WORK INSTRUCTIONS
Quote every entry word for word.

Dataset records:
——————

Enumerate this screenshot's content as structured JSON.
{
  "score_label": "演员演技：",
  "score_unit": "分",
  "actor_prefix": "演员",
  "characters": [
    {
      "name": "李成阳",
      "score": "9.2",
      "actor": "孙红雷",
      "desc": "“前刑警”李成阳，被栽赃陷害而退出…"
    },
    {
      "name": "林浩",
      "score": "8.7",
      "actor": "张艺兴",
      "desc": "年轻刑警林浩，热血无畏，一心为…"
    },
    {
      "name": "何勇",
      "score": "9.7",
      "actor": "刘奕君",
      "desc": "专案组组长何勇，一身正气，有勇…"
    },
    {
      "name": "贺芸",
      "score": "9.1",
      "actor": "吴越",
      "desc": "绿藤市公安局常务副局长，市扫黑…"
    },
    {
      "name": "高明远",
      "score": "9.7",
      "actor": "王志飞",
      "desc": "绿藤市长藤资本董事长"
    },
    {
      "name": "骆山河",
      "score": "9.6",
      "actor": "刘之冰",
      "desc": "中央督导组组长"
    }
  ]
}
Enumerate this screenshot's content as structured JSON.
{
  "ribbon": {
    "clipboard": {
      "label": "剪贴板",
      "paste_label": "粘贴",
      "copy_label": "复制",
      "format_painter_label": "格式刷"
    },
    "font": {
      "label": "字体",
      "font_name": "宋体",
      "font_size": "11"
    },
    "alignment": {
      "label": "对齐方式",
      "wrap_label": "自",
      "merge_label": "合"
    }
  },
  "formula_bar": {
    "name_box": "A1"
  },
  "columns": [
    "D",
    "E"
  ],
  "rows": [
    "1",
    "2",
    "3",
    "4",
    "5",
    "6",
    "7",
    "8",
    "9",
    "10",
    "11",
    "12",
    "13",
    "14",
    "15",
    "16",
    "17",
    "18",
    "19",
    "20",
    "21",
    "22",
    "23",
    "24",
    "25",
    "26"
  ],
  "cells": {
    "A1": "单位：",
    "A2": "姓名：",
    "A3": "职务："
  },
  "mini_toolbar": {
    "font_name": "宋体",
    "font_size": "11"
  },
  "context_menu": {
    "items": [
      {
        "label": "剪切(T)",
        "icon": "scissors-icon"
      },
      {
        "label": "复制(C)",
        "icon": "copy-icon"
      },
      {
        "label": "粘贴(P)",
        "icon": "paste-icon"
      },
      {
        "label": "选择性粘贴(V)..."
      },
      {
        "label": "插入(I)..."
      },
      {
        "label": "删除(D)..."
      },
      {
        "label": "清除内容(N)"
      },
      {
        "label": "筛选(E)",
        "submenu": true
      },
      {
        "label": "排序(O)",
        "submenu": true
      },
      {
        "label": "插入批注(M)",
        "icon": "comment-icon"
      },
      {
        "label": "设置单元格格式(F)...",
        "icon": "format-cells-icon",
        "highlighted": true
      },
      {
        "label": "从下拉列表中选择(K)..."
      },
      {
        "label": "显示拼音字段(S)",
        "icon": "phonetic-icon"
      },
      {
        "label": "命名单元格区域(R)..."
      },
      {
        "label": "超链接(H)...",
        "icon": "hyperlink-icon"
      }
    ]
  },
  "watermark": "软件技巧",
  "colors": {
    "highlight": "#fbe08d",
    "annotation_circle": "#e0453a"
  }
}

——————

RESULT FOR THIS TASK
Enumerate this screenshot's content as structured JSON.
{
  "score_label": "演员演技：",
  "score_unit": "分",
  "actor_prefix": "演员",
  "characters": [
    {
      "name": "李成阳",
      "score": "9.2",
      "actor": "孙红雷",
      "desc": "“前刑警”李成阳，被栽赃陷害而退出…"
    },
    {
      "name": "林浩",
      "score": "8.7",
      "actor": "张艺兴",
      "desc": "年轻刑警林浩，热血无畏，一心为…"
    },
    {
      "name": "何勇",
      "score": "9.7",
      "actor": "刘奕君",
      "desc": "专案组组长何勇，一身正气，有勇…"
    },
    {
      "name": "贺芸",
      "score": "9.1",
      "actor": "吴越",
      "desc": "绿藤市公安局常务副局长，市扫黑…"
    },
    {
      "name": "高明远",
      "score": "9.7",
      "actor": "王志飞",
      "desc": "绿藤市长藤资本董事长"
    },
    {
      "name": "骆山河",
      "score": "9.6",
      "actor": "刘之冰",
      "desc": "中央督导组组长"
    }
  ]
}
Enumerate this screenshot's content as structured JSON.
{
  "ribbon": {
    "clipboard": {
      "label": "剪贴板",
      "paste_label": "粘贴",
      "copy_label": "复制",
      "format_painter_label": "格式刷"
    },
    "font": {
      "label": "字体",
      "font_name": "宋体",
      "font_size": "11"
    },
    "alignment": {
      "label": "对齐方式",
      "wrap_label": "自",
      "merge_label": "合"
    }
  },
  "formula_bar": {
    "name_box": "A1"
  },
  "columns": [
    "D",
    "E"
  ],
  "rows": [
    "1",
    "2",
    "3",
    "4",
    "5",
    "6",
    "7",
    "8",
    "9",
    "10",
    "11",
    "12",
    "13",
    "14",
    "15",
    "16",
    "17",
    "18",
    "19",
    "20",
    "21",
    "22",
    "23",
    "24",
    "25",
    "26"
  ],
  "cells": {
    "A1": "单位：",
    "A2": "姓名：",
    "A3": "职务："
  },
  "mini_toolbar": {
    "font_name": "宋体",
    "font_size": "11"
  },
  "context_menu": {
    "items": [
      {
        "label": "剪切(T)",
        "icon": "scissors-icon"
      },
      {
        "label": "复制(C)",
        "icon": "copy-icon"
      },
      {
        "label": "粘贴(P)",
        "icon": "paste-icon"
      },
      {
        "label": "选择性粘贴(V)..."
      },
      {
        "label": "插入(I)..."
      },
      {
        "label": "删除(D)..."
      },
      {
        "label": "清除内容(N)"
      },
      {
        "label": "筛选(E)",
        "submenu": true
      },
      {
        "label": "排序(O)",
        "submenu": true
      },
      {
        "label": "插入批注(M)",
        "icon": "comment-icon"
      },
      {
        "label": "设置单元格格式(F)...",
        "icon": "format-cells-icon",
        "highlighted": true
      },
      {
        "label": "从下拉列表中选择(K)..."
      },
      {
        "label": "显示拼音字段(S)",
        "icon": "phonetic-icon"
      },
      {
        "label": "命名单元格区域(R)..."
      },
      {
        "label": "超链接(H)...",
        "icon": "hyperlink-icon"
      }
    ]
  },
  "watermark": "软件技巧",
  "colors": {
    "highlight": "#fbe08d",
    "annotation_circle": "#e0453a"
  }
}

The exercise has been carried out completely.